Items listed in a dataset:
-----
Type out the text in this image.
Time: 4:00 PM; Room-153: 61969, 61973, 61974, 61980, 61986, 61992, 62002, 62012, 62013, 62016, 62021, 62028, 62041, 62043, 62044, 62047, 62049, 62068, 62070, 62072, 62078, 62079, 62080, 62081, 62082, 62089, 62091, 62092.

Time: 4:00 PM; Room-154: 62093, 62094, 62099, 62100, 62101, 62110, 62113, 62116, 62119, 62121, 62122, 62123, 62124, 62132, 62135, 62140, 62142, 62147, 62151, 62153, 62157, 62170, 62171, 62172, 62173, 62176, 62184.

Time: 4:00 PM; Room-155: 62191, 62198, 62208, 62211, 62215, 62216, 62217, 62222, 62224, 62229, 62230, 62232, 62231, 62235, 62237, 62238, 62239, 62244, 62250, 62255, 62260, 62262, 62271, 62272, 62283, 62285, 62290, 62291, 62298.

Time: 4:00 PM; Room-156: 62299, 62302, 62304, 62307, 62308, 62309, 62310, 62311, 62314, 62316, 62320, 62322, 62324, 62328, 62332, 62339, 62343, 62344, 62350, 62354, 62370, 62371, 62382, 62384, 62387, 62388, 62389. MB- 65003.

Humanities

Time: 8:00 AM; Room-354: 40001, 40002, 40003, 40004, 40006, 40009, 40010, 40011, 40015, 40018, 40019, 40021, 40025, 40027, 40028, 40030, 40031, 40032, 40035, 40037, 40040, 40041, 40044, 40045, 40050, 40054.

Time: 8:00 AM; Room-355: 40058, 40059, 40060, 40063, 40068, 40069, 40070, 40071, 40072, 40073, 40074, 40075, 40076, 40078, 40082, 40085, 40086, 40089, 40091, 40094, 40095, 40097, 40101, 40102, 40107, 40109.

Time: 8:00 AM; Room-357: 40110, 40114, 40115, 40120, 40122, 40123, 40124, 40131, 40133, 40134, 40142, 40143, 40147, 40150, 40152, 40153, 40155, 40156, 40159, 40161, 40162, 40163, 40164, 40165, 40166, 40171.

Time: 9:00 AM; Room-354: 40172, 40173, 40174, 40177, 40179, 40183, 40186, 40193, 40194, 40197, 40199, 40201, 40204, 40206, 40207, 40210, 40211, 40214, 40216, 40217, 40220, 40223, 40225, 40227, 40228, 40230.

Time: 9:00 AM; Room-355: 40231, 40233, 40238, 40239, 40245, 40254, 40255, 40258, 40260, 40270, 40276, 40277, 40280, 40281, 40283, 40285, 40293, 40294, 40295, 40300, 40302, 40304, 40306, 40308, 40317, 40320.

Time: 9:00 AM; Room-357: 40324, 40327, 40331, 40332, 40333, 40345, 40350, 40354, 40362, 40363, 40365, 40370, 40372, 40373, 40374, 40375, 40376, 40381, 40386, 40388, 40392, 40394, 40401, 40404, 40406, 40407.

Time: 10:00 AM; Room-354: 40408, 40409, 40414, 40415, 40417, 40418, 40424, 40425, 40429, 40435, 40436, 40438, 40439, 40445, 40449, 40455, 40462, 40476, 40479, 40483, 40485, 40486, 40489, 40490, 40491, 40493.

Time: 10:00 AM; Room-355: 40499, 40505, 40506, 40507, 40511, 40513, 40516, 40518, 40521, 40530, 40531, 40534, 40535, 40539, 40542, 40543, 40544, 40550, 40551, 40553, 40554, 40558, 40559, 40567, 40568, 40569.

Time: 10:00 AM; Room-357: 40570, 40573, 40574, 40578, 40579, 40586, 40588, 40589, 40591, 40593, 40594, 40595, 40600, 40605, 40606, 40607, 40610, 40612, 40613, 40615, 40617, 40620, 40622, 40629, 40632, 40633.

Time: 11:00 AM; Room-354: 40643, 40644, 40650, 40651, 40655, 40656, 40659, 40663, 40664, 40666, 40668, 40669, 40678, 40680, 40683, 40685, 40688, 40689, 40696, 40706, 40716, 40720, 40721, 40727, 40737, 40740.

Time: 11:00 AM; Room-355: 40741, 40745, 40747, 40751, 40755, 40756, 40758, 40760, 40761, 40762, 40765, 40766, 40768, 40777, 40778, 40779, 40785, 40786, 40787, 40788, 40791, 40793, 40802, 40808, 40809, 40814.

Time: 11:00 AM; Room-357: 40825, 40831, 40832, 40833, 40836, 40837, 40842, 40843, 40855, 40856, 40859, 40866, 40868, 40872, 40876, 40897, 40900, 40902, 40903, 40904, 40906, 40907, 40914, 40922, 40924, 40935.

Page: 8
-----
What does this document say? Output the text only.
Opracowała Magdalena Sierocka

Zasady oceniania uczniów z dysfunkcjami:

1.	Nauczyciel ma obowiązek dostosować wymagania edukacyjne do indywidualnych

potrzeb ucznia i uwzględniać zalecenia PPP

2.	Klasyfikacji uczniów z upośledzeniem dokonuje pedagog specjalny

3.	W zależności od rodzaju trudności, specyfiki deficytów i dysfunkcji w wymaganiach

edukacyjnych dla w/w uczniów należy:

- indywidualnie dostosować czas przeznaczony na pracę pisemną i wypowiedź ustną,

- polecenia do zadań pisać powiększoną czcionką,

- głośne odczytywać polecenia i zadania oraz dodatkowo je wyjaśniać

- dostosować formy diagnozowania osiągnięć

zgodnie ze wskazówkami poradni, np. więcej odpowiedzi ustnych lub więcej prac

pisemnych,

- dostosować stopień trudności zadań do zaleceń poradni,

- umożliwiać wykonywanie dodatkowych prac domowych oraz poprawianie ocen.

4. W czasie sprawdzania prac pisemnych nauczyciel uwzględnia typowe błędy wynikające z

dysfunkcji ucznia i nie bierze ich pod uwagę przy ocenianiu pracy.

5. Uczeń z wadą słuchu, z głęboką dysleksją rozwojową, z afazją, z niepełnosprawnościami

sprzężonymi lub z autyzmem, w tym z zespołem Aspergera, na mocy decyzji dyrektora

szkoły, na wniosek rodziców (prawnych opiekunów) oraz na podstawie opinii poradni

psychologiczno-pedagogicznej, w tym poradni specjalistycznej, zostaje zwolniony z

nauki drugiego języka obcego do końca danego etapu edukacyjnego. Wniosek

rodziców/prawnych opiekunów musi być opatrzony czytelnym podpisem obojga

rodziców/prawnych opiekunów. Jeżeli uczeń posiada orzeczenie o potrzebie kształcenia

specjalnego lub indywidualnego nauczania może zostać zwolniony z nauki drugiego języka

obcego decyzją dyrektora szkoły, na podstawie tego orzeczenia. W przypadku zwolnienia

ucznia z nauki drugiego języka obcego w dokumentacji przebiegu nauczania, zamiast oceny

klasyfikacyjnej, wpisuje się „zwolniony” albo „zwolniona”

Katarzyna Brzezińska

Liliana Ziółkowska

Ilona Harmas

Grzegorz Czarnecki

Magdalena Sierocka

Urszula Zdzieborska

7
-----
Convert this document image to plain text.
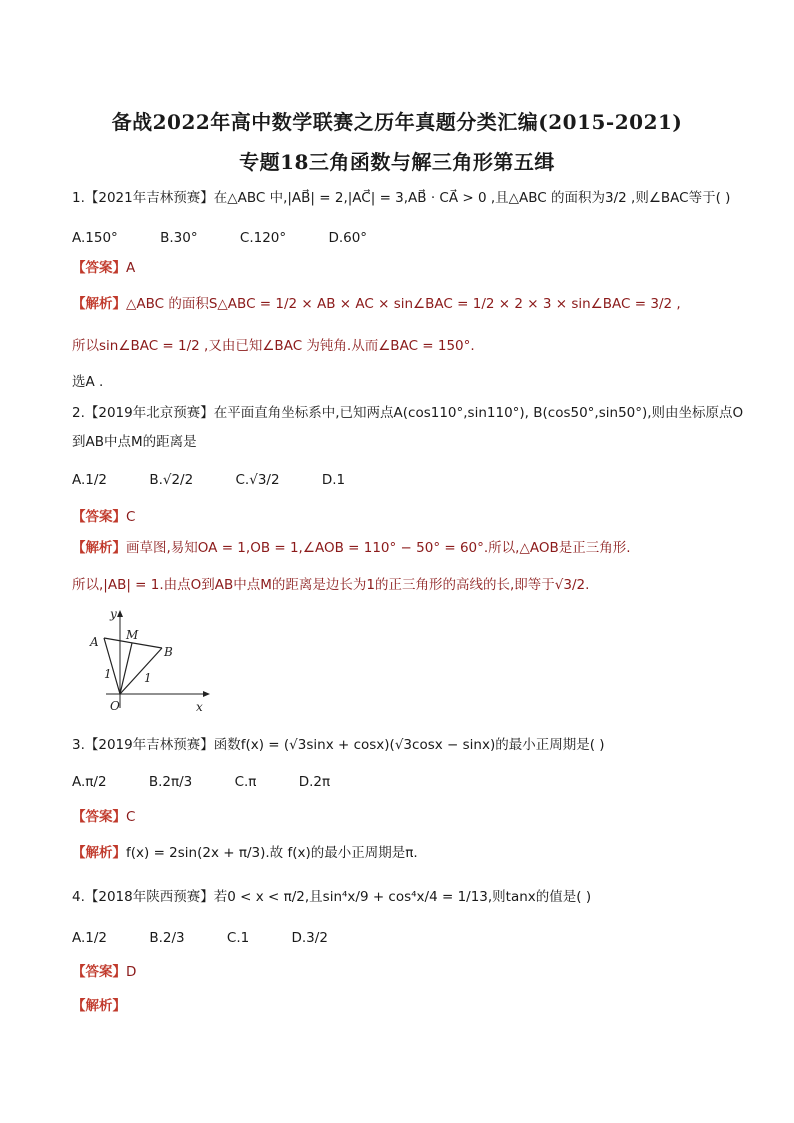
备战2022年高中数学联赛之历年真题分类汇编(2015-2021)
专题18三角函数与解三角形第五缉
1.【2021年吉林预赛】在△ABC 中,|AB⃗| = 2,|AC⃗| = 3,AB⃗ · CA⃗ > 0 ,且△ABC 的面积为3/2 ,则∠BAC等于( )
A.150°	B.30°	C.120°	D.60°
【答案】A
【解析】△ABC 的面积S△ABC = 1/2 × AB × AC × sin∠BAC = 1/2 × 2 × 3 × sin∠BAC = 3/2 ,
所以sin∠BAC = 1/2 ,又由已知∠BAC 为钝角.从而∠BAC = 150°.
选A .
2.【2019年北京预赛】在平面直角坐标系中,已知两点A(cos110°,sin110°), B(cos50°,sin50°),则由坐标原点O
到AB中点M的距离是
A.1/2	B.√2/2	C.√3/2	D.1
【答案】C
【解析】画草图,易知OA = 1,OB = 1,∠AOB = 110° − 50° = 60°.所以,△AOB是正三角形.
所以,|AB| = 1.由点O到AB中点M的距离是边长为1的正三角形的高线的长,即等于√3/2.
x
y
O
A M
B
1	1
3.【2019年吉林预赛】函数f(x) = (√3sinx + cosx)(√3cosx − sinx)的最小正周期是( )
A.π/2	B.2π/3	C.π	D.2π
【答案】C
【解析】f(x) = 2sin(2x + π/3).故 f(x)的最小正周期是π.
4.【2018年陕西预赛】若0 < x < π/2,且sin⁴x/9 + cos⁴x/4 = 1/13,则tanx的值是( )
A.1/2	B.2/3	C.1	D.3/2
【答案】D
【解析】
-----
▶ _What is being asked_:
From the entries, copy out each line containing the word "oraz".

▶ _The solution_:
- głośne odczytywać polecenia i zadania oraz dodatkowo je wyjaśniać
- umożliwiać wykonywanie dodatkowych prac domowych oraz poprawianie ocen.
szkoły, na wniosek rodziców (prawnych opiekunów) oraz na podstawie opinii poradni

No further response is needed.